Work to complete >> Read the lines below. Copy out any that hold the string "EXPENDITURE".

Information shown >>

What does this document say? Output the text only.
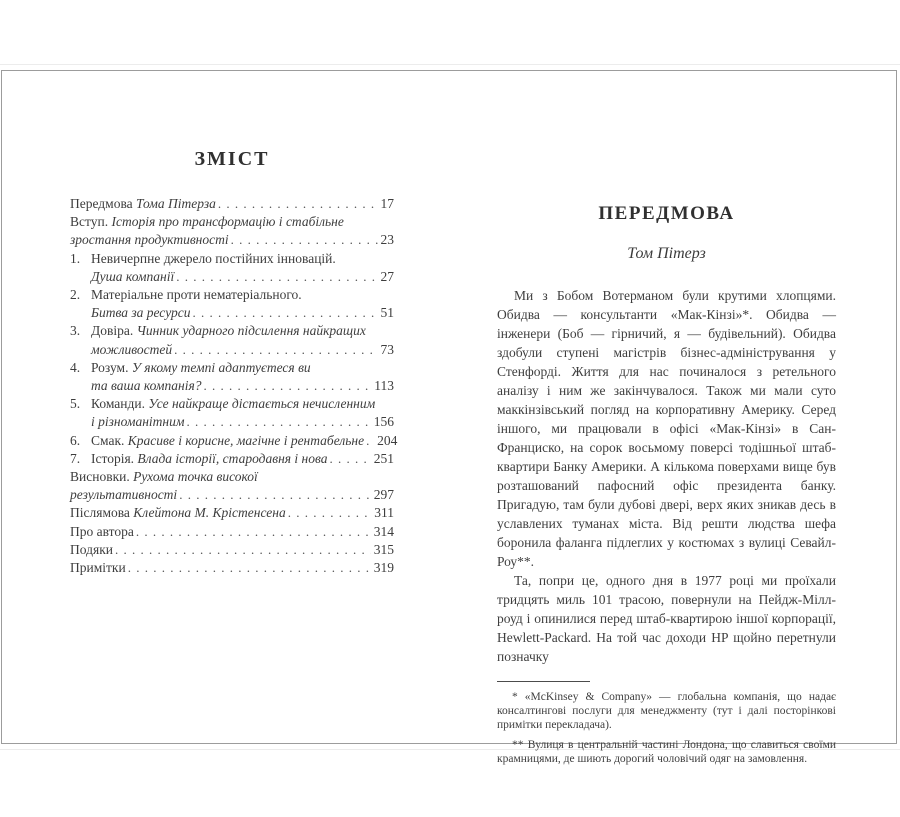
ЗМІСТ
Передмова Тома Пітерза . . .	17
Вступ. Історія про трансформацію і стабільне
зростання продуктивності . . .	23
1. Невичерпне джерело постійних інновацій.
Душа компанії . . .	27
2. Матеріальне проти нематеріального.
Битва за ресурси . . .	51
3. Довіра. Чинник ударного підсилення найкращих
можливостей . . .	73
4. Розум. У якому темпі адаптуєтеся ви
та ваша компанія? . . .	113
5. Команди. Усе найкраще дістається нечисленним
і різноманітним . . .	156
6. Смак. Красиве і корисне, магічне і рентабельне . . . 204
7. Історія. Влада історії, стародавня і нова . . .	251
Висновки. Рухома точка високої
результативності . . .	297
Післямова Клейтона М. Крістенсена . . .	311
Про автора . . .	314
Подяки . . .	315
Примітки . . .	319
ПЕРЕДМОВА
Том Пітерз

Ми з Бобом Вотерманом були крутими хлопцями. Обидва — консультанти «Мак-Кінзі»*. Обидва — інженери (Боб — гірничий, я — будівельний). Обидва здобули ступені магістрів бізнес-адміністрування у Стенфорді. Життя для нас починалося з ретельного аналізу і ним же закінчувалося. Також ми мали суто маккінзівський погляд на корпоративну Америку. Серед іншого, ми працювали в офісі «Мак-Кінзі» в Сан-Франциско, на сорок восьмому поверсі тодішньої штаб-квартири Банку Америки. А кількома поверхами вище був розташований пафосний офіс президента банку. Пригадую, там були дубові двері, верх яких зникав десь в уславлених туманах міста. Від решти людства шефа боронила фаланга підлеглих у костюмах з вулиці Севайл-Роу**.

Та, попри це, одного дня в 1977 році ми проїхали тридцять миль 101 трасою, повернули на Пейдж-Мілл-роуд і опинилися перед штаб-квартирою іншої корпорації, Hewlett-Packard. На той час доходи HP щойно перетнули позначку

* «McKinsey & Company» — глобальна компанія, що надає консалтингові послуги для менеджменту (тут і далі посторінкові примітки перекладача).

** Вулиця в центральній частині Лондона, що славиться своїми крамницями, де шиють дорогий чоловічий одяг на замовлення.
==
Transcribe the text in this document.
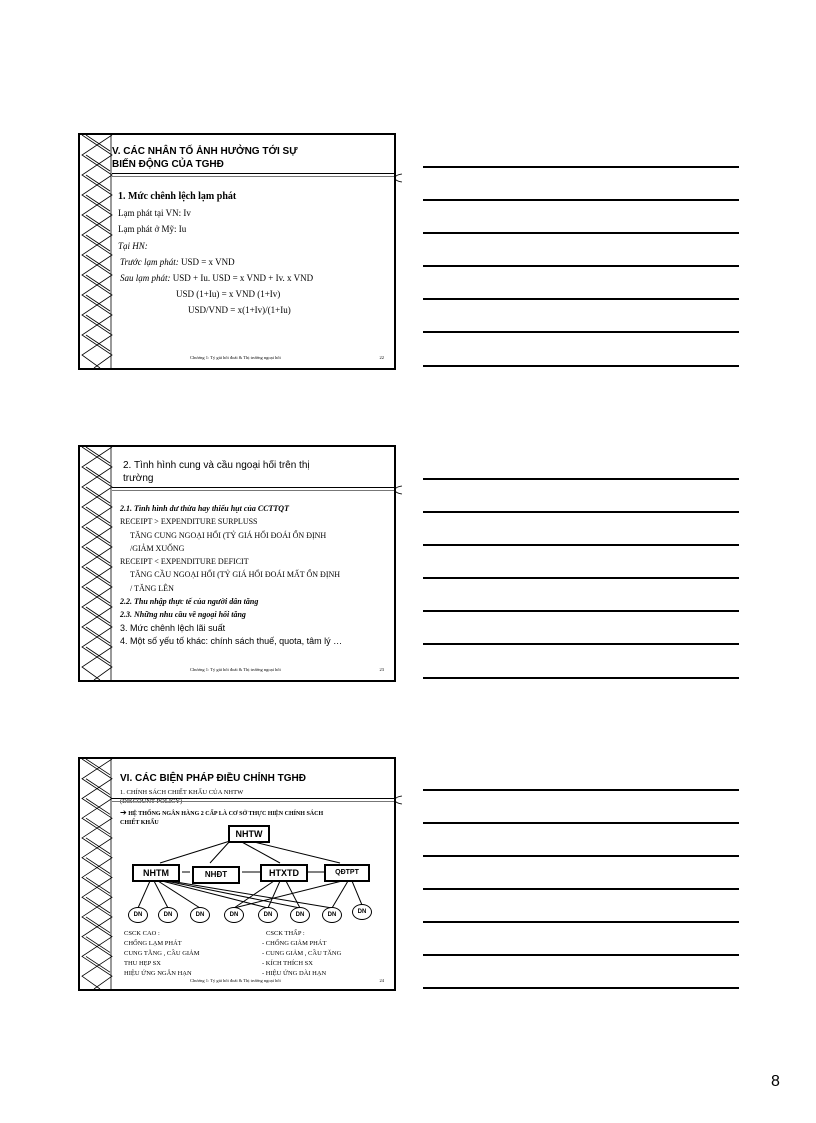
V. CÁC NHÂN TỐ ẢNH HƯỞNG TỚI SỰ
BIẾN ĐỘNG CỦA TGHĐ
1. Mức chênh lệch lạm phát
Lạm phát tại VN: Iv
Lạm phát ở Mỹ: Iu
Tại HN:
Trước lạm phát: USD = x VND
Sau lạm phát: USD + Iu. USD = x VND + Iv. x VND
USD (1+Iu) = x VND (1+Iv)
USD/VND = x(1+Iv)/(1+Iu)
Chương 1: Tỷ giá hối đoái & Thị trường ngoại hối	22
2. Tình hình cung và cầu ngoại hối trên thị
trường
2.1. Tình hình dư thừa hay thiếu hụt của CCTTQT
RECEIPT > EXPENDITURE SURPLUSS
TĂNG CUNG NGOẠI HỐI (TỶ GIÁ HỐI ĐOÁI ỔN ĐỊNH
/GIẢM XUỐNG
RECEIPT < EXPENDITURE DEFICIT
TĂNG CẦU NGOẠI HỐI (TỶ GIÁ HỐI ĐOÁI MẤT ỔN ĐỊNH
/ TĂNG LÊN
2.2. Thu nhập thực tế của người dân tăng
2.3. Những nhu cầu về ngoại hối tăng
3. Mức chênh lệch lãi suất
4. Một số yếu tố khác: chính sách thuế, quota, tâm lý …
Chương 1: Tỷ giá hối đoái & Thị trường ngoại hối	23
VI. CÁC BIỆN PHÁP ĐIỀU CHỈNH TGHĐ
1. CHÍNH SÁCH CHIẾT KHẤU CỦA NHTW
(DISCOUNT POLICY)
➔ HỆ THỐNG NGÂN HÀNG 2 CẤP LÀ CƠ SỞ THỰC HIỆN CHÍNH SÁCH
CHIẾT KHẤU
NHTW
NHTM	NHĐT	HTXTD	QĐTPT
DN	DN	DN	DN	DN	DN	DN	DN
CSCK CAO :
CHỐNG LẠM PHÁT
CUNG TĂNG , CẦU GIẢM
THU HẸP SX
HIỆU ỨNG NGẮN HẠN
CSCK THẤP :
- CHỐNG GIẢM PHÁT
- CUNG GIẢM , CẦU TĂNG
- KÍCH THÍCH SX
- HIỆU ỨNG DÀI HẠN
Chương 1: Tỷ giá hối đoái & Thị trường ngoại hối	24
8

The result >>
RECEIPT > EXPENDITURE SURPLUSS
RECEIPT < EXPENDITURE DEFICIT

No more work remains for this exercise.